[Set problem] Go through the entries below and write each one out exactly.

Records from a data collection:
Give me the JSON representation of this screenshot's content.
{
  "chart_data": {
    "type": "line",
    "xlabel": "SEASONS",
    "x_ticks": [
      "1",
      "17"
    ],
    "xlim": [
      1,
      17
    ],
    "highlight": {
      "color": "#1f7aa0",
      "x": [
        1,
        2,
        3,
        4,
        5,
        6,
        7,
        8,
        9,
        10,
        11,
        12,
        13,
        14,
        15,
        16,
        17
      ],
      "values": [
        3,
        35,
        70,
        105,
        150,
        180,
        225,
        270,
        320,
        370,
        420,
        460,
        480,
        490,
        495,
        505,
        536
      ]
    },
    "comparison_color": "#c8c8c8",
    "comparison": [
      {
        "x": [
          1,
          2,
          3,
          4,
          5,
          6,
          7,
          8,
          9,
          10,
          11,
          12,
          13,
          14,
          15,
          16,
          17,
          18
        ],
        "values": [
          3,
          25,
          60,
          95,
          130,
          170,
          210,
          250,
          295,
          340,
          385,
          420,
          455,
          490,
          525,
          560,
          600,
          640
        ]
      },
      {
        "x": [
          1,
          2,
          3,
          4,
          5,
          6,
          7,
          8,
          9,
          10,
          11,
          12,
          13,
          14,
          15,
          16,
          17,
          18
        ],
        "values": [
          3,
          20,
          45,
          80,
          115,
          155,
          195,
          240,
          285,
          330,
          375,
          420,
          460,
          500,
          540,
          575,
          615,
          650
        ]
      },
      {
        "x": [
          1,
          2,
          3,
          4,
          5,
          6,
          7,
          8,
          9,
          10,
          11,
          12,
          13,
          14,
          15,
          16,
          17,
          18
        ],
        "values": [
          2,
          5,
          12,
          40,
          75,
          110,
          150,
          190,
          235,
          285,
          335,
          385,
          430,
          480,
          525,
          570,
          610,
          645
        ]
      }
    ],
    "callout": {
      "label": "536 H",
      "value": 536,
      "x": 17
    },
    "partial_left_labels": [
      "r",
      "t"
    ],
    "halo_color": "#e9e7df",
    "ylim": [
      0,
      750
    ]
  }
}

[Solution to this problem]
Give me the JSON representation of this screenshot's content.
{
  "chart_data": {
    "type": "line",
    "xlabel": "SEASONS",
    "x_ticks": [
      "1",
      "17"
    ],
    "xlim": [
      1,
      17
    ],
    "highlight": {
      "color": "#1f7aa0",
      "x": [
        1,
        2,
        3,
        4,
        5,
        6,
        7,
        8,
        9,
        10,
        11,
        12,
        13,
        14,
        15,
        16,
        17
      ],
      "values": [
        3,
        35,
        70,
        105,
        150,
        180,
        225,
        270,
        320,
        370,
        420,
        460,
        480,
        490,
        495,
        505,
        536
      ]
    },
    "comparison_color": "#c8c8c8",
    "comparison": [
      {
        "x": [
          1,
          2,
          3,
          4,
          5,
          6,
          7,
          8,
          9,
          10,
          11,
          12,
          13,
          14,
          15,
          16,
          17,
          18
        ],
        "values": [
          3,
          25,
          60,
          95,
          130,
          170,
          210,
          250,
          295,
          340,
          385,
          420,
          455,
          490,
          525,
          560,
          600,
          640
        ]
      },
      {
        "x": [
          1,
          2,
          3,
          4,
          5,
          6,
          7,
          8,
          9,
          10,
          11,
          12,
          13,
          14,
          15,
          16,
          17,
          18
        ],
        "values": [
          3,
          20,
          45,
          80,
          115,
          155,
          195,
          240,
          285,
          330,
          375,
          420,
          460,
          500,
          540,
          575,
          615,
          650
        ]
      },
      {
        "x": [
          1,
          2,
          3,
          4,
          5,
          6,
          7,
          8,
          9,
          10,
          11,
          12,
          13,
          14,
          15,
          16,
          17,
          18
        ],
        "values": [
          2,
          5,
          12,
          40,
          75,
          110,
          150,
          190,
          235,
          285,
          335,
          385,
          430,
          480,
          525,
          570,
          610,
          645
        ]
      }
    ],
    "callout": {
      "label": "536 H",
      "value": 536,
      "x": 17
    },
    "partial_left_labels": [
      "r",
      "t"
    ],
    "halo_color": "#e9e7df",
    "ylim": [
      0,
      750
    ]
  }
}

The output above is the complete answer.